──────── DATA TO USE

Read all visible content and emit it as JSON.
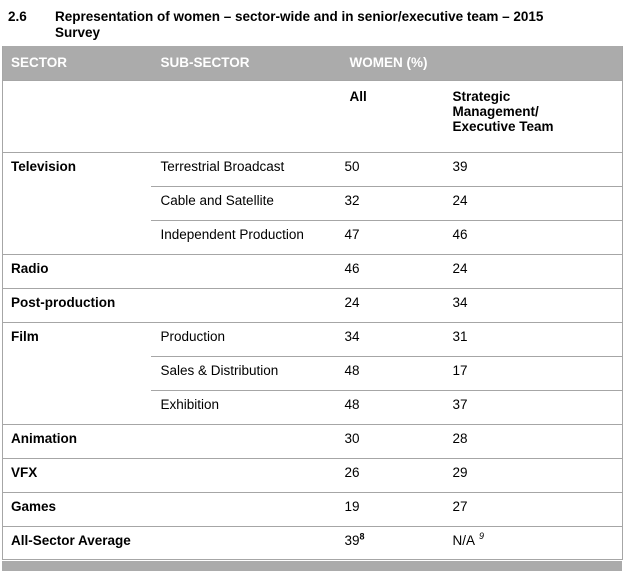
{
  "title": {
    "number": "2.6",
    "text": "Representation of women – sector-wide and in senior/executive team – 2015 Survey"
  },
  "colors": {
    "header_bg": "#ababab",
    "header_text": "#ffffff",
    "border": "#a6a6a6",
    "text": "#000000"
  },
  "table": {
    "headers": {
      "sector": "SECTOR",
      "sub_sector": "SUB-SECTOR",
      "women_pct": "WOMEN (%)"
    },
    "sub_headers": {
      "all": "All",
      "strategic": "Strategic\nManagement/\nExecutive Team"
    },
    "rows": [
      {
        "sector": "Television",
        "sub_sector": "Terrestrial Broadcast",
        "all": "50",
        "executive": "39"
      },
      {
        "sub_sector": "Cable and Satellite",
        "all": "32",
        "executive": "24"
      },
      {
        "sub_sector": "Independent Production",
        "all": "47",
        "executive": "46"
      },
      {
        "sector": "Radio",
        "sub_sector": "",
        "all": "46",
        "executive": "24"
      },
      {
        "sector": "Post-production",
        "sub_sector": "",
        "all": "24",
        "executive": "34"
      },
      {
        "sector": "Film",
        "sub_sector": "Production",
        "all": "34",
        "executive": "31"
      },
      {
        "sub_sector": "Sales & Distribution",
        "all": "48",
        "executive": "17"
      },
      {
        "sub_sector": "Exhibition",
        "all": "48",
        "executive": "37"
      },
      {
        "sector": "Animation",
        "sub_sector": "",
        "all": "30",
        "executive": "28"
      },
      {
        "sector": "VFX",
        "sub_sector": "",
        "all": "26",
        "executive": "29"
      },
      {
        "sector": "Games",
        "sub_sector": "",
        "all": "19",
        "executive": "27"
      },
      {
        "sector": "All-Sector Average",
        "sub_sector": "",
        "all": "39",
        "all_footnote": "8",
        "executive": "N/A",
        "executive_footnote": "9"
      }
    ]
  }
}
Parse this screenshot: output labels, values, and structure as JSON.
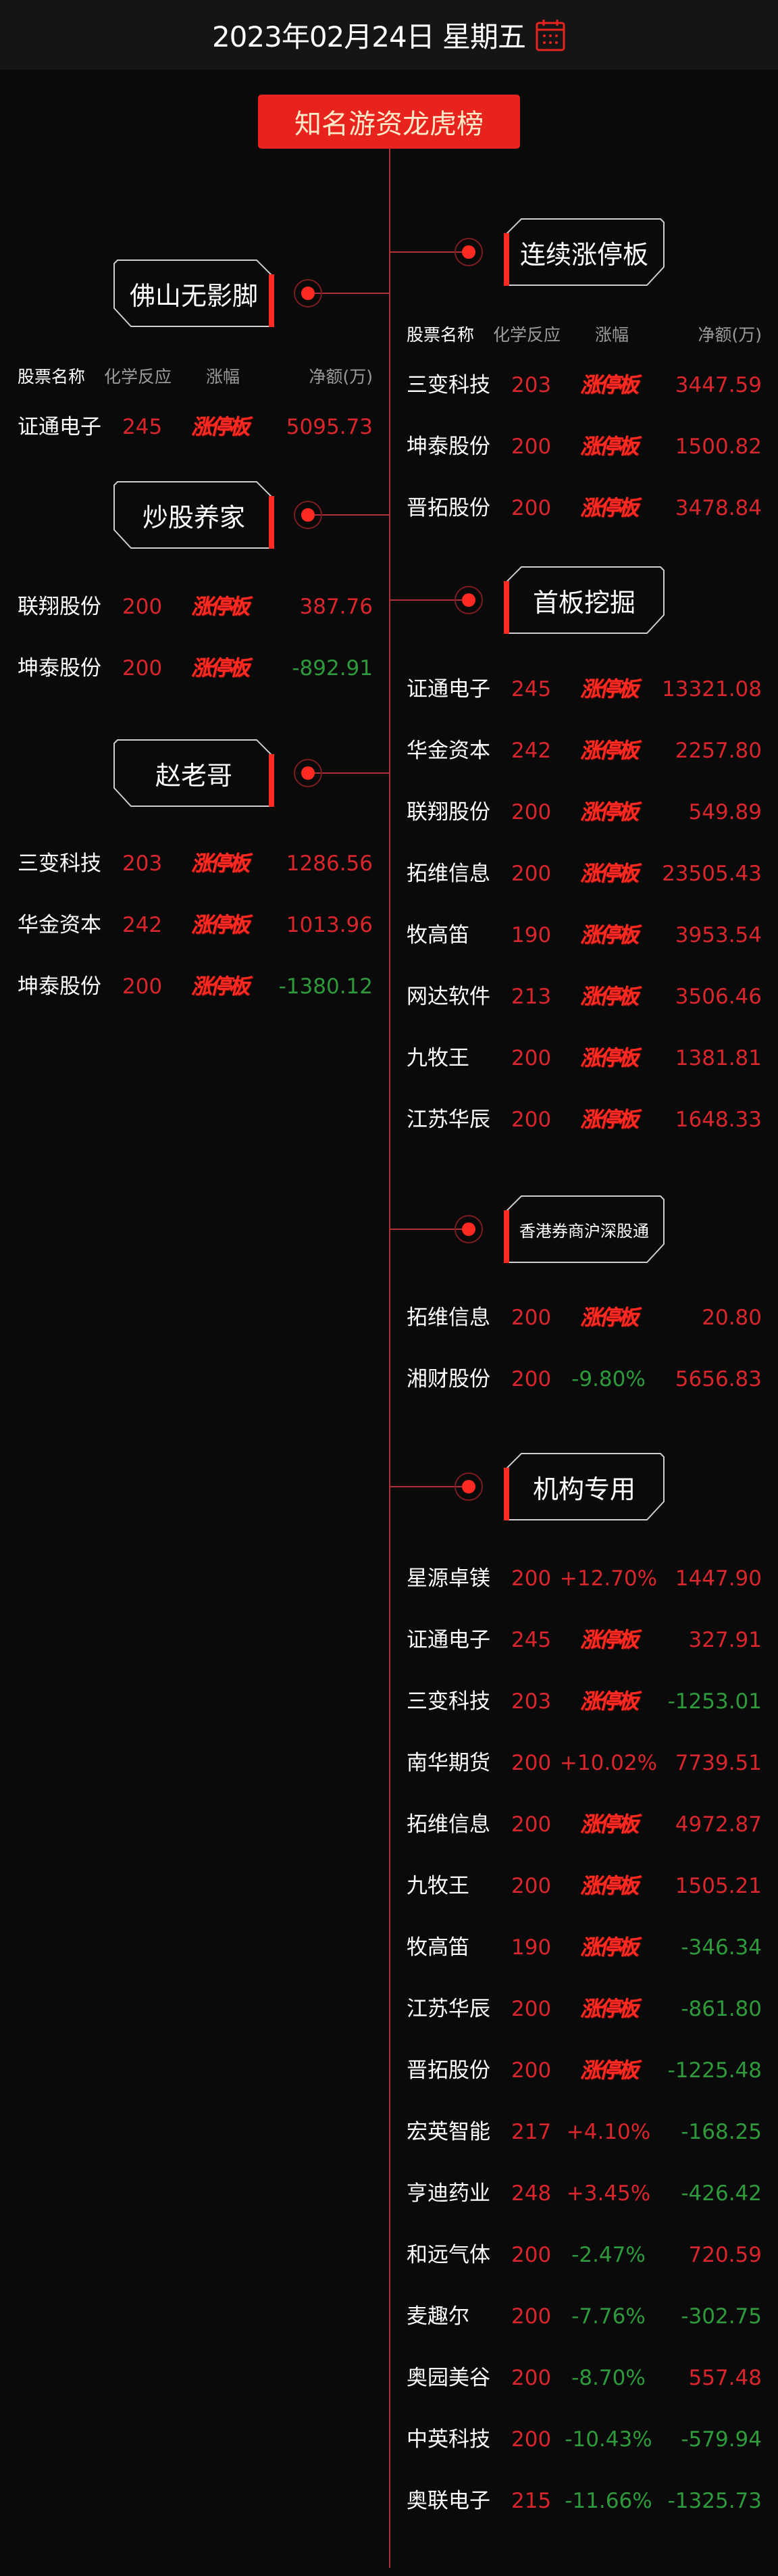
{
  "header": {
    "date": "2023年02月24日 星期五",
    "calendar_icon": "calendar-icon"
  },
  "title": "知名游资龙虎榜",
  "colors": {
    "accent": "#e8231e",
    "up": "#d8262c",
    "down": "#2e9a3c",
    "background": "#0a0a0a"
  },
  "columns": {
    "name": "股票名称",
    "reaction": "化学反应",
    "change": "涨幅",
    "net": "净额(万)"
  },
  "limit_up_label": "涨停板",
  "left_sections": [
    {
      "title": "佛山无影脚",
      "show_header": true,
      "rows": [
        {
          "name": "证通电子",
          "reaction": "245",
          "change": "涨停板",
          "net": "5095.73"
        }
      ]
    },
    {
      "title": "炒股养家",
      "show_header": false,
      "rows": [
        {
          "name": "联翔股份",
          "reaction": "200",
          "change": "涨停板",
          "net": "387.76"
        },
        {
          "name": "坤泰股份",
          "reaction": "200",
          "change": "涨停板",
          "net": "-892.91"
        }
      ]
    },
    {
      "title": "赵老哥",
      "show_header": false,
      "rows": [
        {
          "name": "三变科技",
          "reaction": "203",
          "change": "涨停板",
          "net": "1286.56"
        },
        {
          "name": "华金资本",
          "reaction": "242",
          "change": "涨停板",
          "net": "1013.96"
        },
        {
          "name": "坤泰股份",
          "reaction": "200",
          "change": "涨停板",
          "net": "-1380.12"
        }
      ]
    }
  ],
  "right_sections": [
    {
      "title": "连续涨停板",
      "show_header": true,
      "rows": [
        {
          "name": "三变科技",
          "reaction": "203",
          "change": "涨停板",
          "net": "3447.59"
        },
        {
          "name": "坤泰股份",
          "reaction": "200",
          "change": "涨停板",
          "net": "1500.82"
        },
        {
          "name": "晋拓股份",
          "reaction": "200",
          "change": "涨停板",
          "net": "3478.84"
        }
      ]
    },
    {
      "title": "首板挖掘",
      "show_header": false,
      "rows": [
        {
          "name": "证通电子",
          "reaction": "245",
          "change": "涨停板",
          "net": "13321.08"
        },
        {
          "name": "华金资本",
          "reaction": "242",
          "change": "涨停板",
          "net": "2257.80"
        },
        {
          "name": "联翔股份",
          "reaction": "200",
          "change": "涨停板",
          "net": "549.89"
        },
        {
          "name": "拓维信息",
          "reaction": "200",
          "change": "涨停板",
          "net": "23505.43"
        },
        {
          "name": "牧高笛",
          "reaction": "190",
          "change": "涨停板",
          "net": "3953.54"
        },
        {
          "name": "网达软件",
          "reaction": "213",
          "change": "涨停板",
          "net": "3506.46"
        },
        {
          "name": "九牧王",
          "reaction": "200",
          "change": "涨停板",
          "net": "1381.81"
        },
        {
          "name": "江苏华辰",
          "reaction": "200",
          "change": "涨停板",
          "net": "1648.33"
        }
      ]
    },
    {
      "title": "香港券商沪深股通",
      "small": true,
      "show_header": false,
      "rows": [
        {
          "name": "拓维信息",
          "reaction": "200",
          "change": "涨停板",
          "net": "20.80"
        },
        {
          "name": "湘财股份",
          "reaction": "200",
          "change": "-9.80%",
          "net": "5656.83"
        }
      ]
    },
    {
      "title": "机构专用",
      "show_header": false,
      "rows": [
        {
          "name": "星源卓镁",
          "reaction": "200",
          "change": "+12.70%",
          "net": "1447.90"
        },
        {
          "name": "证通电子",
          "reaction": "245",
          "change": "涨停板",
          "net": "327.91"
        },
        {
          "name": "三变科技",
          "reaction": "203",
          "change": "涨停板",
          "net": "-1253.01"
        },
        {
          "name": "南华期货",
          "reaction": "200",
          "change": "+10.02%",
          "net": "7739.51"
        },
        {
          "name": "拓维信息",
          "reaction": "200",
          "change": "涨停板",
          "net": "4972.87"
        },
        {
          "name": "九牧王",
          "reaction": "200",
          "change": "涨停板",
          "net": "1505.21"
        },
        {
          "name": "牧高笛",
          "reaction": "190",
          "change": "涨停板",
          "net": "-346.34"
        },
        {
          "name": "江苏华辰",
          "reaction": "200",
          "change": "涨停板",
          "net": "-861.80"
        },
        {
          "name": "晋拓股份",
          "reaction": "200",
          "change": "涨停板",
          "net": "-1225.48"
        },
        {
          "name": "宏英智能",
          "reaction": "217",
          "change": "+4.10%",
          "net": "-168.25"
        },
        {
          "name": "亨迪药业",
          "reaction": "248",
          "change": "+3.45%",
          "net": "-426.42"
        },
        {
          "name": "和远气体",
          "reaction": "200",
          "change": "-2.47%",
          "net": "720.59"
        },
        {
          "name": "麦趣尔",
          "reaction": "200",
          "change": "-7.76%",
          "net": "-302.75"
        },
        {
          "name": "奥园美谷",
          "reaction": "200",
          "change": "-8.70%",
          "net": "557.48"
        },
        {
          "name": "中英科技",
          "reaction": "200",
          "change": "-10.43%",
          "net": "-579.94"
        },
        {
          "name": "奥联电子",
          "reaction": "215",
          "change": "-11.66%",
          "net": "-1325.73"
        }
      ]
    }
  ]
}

────────────────
──────── DATA TO USE

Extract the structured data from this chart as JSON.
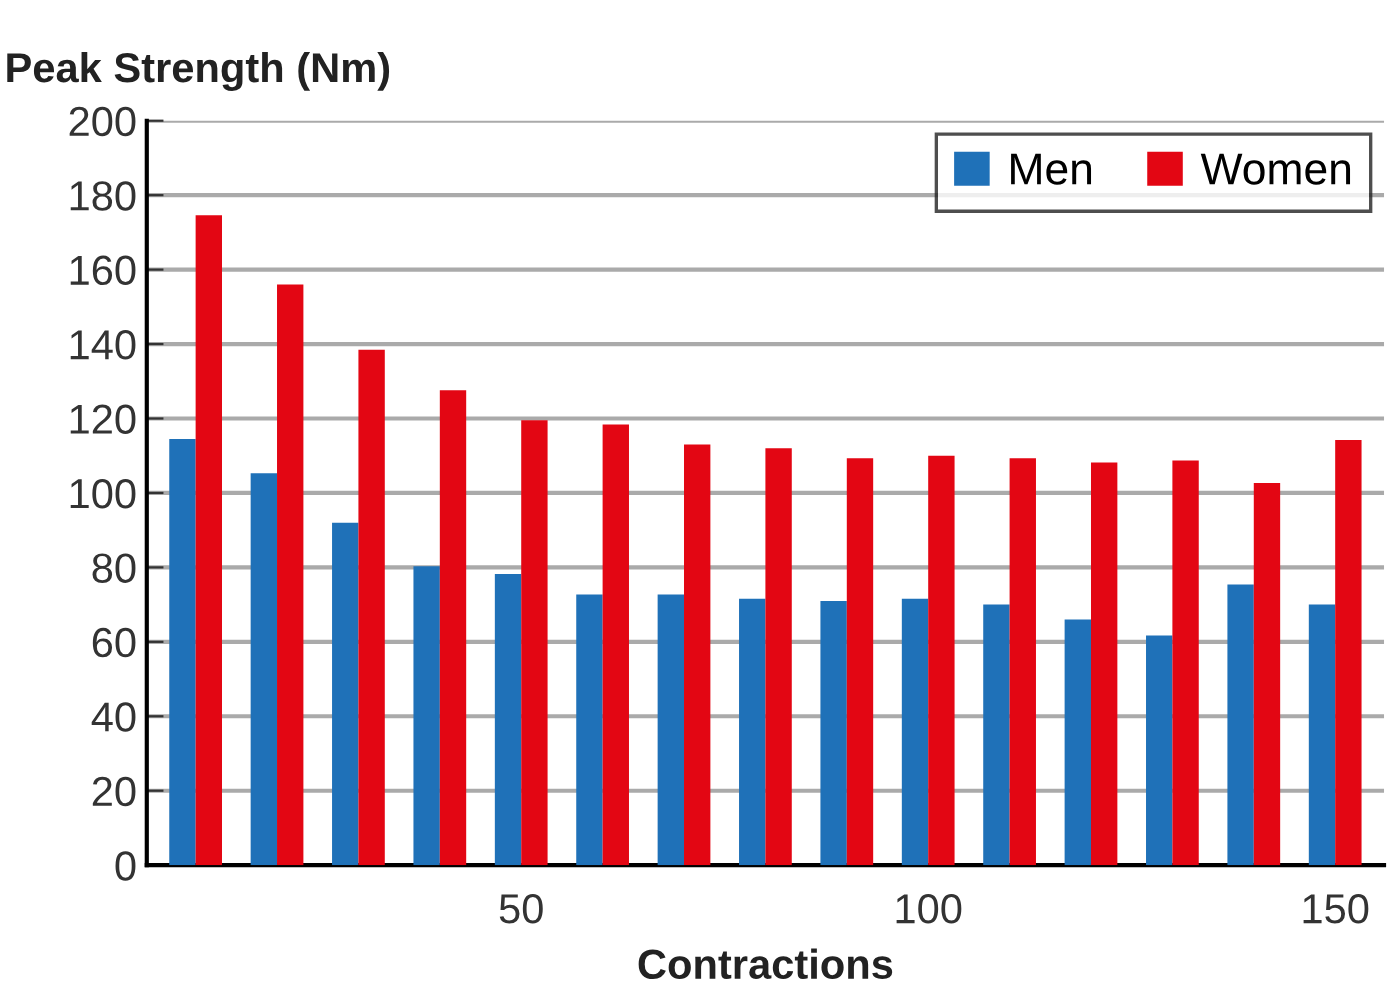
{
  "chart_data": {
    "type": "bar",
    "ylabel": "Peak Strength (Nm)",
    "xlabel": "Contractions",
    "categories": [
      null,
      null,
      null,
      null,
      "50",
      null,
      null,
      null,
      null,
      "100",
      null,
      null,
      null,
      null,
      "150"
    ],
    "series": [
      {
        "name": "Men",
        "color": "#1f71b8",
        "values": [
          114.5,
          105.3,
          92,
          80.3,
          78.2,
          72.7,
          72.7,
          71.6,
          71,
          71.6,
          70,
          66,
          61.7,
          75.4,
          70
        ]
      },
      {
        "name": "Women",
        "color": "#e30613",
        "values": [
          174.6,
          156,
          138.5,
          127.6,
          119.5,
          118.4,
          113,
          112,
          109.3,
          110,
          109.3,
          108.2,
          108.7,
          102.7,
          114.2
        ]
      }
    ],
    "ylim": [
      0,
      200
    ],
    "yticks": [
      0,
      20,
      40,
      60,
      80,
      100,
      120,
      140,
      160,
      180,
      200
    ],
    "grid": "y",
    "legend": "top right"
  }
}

────────────────

• [REQUIRED WORK]: Copy out every line in the entries above that holds "title".

• [ANSWER TO THE TASK]:
  "title": {
  "title": "知名游资龙虎榜",
      "title": "佛山无影脚",
      "title": "炒股养家",
      "title": "赵老哥",
      "title": "连续涨停板",
      "title": "首板挖掘",
      "title": "香港券商沪深股通",
      "title": "机构专用",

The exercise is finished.